» What the exercise asks
Retype the whole listing verbatim and keep the pictures out of it.

» Records to process

______________________________

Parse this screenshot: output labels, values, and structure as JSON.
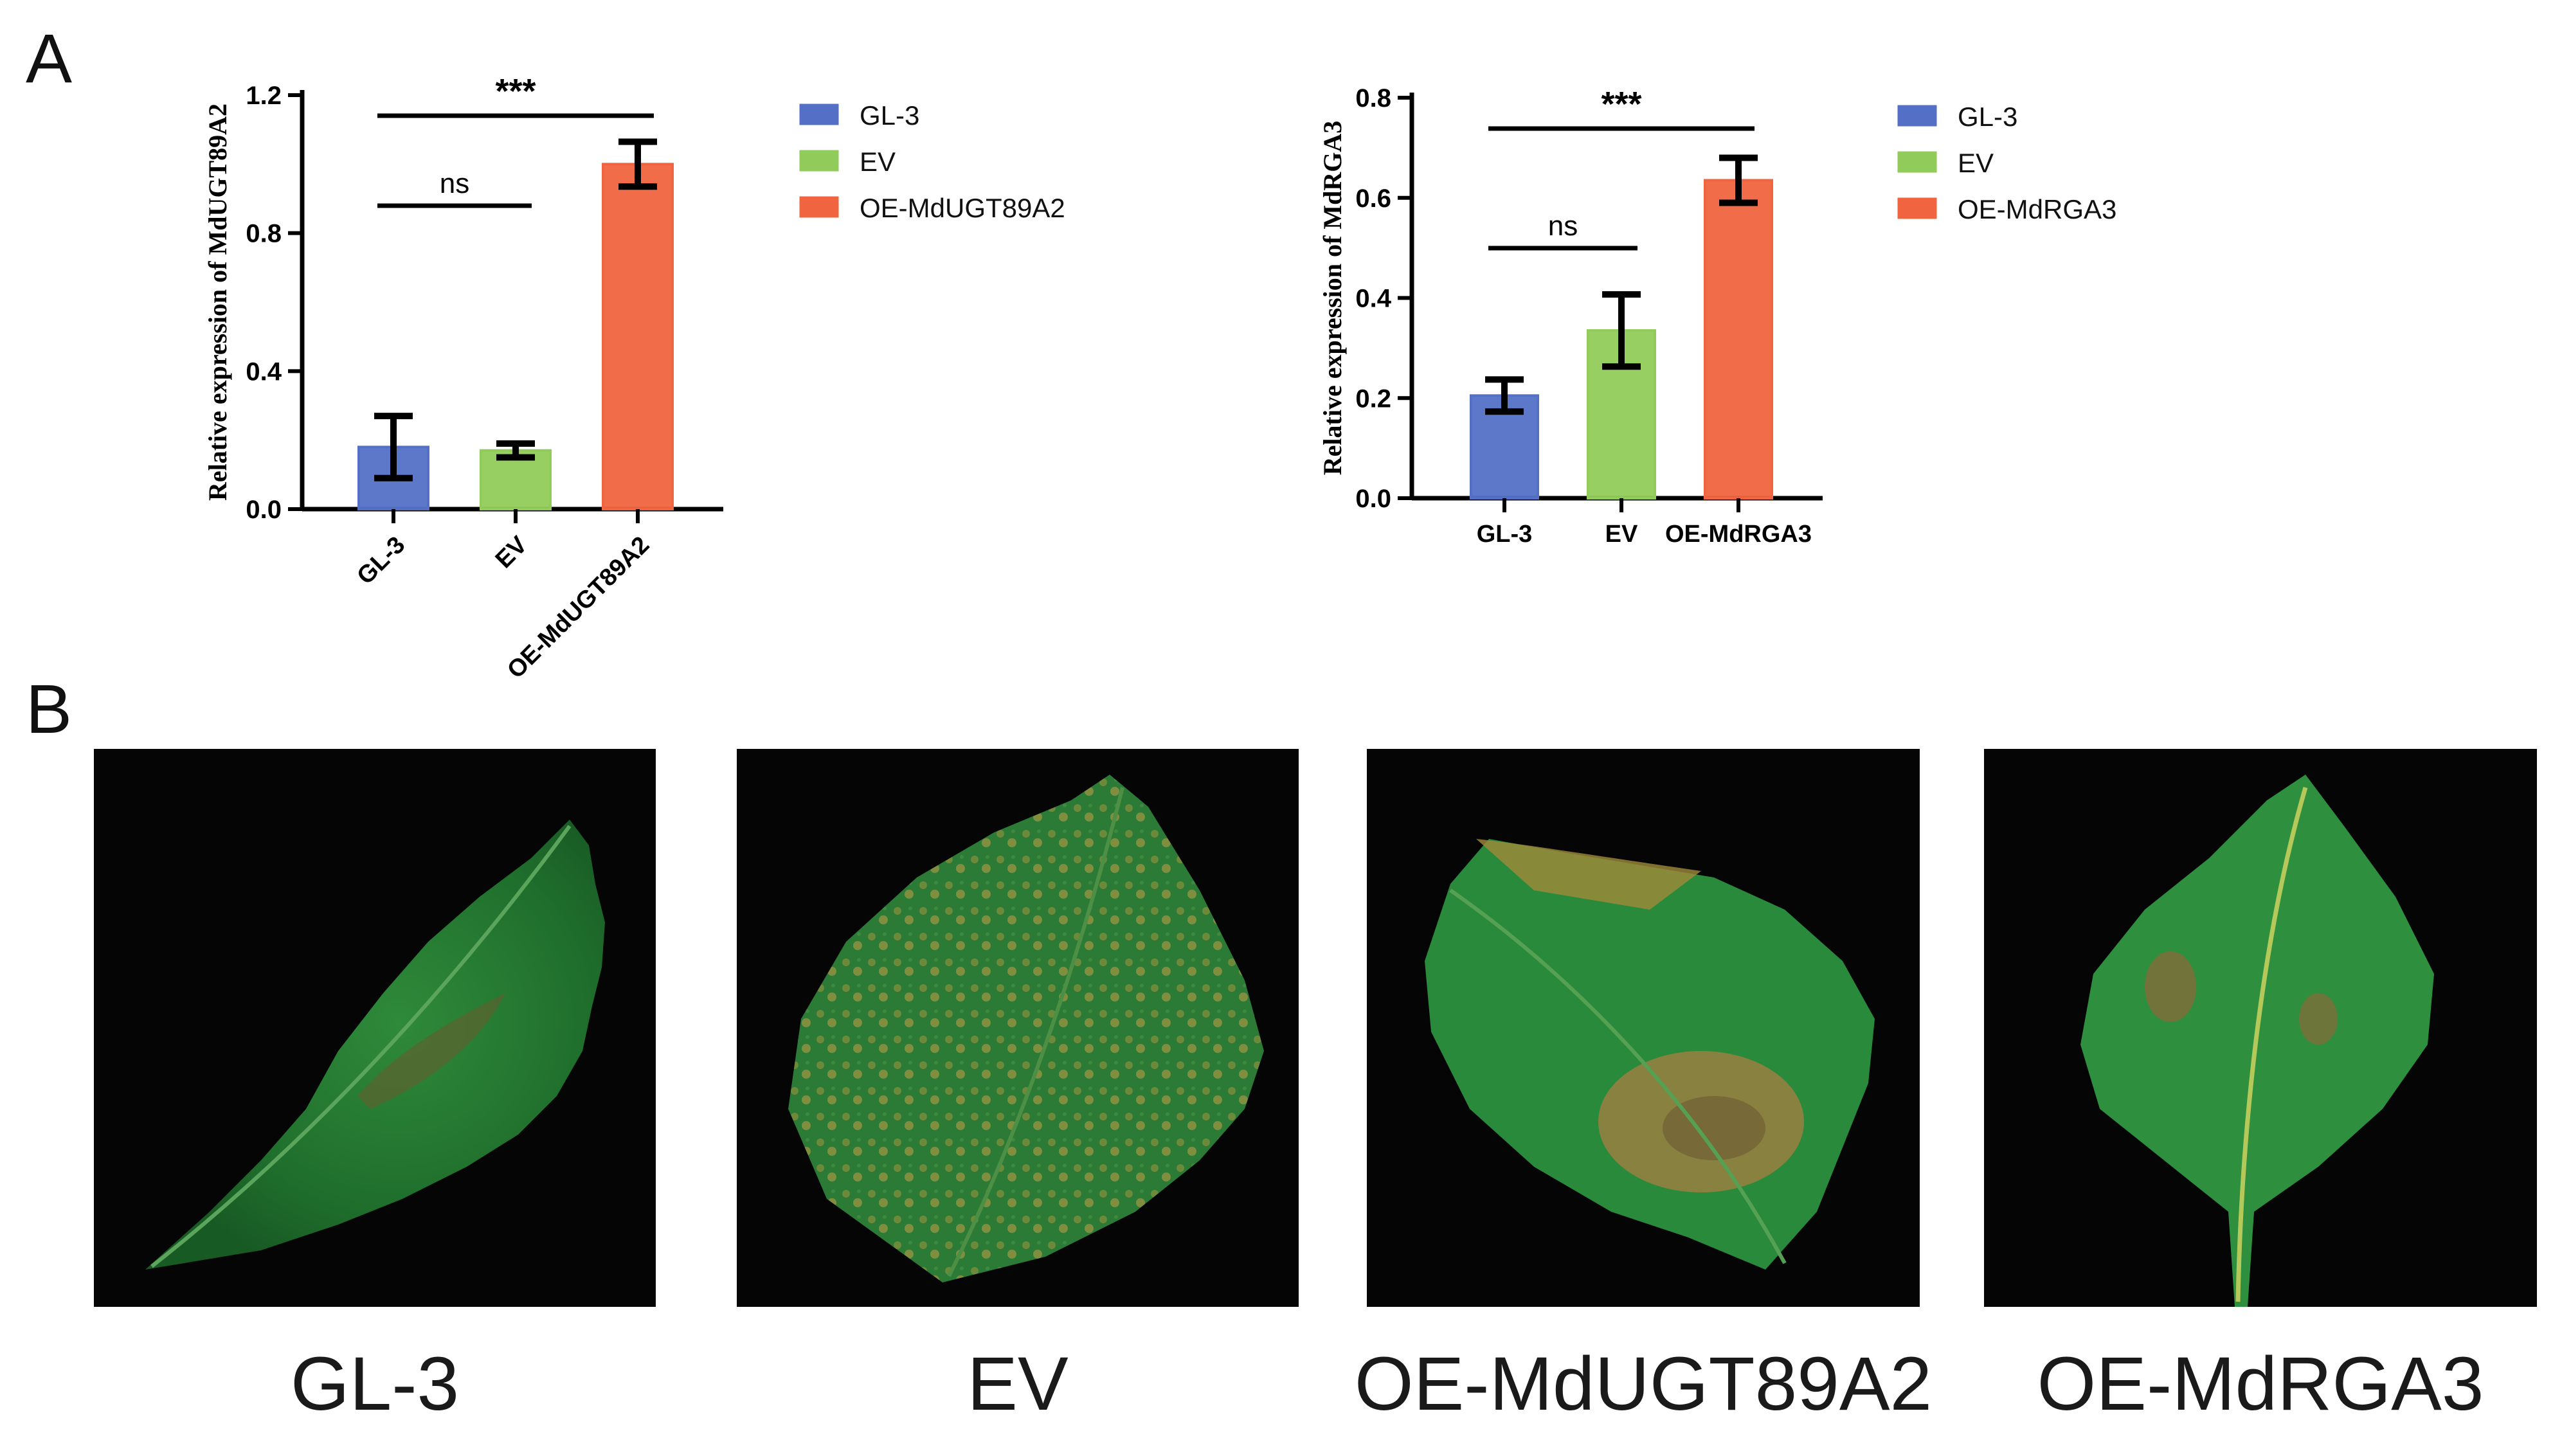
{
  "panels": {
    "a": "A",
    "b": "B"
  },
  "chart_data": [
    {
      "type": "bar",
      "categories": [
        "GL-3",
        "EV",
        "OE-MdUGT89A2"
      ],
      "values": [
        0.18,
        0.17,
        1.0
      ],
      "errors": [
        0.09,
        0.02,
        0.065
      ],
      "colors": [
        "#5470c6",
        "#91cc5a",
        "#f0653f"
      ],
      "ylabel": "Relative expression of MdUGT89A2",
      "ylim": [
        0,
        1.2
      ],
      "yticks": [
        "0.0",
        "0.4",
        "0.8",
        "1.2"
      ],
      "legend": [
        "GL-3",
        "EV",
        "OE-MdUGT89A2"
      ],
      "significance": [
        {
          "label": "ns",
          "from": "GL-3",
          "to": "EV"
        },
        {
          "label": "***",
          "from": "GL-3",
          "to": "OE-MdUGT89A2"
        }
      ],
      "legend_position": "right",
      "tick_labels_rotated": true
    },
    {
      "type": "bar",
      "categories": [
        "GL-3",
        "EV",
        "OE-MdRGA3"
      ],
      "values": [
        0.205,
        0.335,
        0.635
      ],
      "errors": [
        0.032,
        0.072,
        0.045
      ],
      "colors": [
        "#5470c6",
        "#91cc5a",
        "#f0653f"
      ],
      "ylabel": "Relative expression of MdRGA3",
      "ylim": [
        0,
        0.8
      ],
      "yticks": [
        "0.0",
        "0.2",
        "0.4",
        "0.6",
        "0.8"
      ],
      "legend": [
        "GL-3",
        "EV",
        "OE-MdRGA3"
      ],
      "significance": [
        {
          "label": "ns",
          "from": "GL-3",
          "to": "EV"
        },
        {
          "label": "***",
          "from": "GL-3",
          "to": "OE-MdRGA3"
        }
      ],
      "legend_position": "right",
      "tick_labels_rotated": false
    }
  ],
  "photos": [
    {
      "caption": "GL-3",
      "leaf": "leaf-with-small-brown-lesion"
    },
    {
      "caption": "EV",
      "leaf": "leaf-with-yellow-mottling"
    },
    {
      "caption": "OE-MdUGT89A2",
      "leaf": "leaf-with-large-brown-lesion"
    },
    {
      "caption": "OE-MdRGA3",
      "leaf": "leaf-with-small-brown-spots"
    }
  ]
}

______________________________

» Task answer
Parse this screenshot: output labels, values, and structure as JSON.
{
  "panels": {
    "a": "A",
    "b": "B"
  },
  "chart_data": [
    {
      "type": "bar",
      "categories": [
        "GL-3",
        "EV",
        "OE-MdUGT89A2"
      ],
      "values": [
        0.18,
        0.17,
        1.0
      ],
      "errors": [
        0.09,
        0.02,
        0.065
      ],
      "colors": [
        "#5470c6",
        "#91cc5a",
        "#f0653f"
      ],
      "ylabel": "Relative expression of MdUGT89A2",
      "ylim": [
        0,
        1.2
      ],
      "yticks": [
        "0.0",
        "0.4",
        "0.8",
        "1.2"
      ],
      "legend": [
        "GL-3",
        "EV",
        "OE-MdUGT89A2"
      ],
      "significance": [
        {
          "label": "ns",
          "from": "GL-3",
          "to": "EV"
        },
        {
          "label": "***",
          "from": "GL-3",
          "to": "OE-MdUGT89A2"
        }
      ],
      "legend_position": "right",
      "tick_labels_rotated": true
    },
    {
      "type": "bar",
      "categories": [
        "GL-3",
        "EV",
        "OE-MdRGA3"
      ],
      "values": [
        0.205,
        0.335,
        0.635
      ],
      "errors": [
        0.032,
        0.072,
        0.045
      ],
      "colors": [
        "#5470c6",
        "#91cc5a",
        "#f0653f"
      ],
      "ylabel": "Relative expression of MdRGA3",
      "ylim": [
        0,
        0.8
      ],
      "yticks": [
        "0.0",
        "0.2",
        "0.4",
        "0.6",
        "0.8"
      ],
      "legend": [
        "GL-3",
        "EV",
        "OE-MdRGA3"
      ],
      "significance": [
        {
          "label": "ns",
          "from": "GL-3",
          "to": "EV"
        },
        {
          "label": "***",
          "from": "GL-3",
          "to": "OE-MdRGA3"
        }
      ],
      "legend_position": "right",
      "tick_labels_rotated": false
    }
  ],
  "photos": [
    {
      "caption": "GL-3",
      "leaf": "leaf-with-small-brown-lesion"
    },
    {
      "caption": "EV",
      "leaf": "leaf-with-yellow-mottling"
    },
    {
      "caption": "OE-MdUGT89A2",
      "leaf": "leaf-with-large-brown-lesion"
    },
    {
      "caption": "OE-MdRGA3",
      "leaf": "leaf-with-small-brown-spots"
    }
  ]
}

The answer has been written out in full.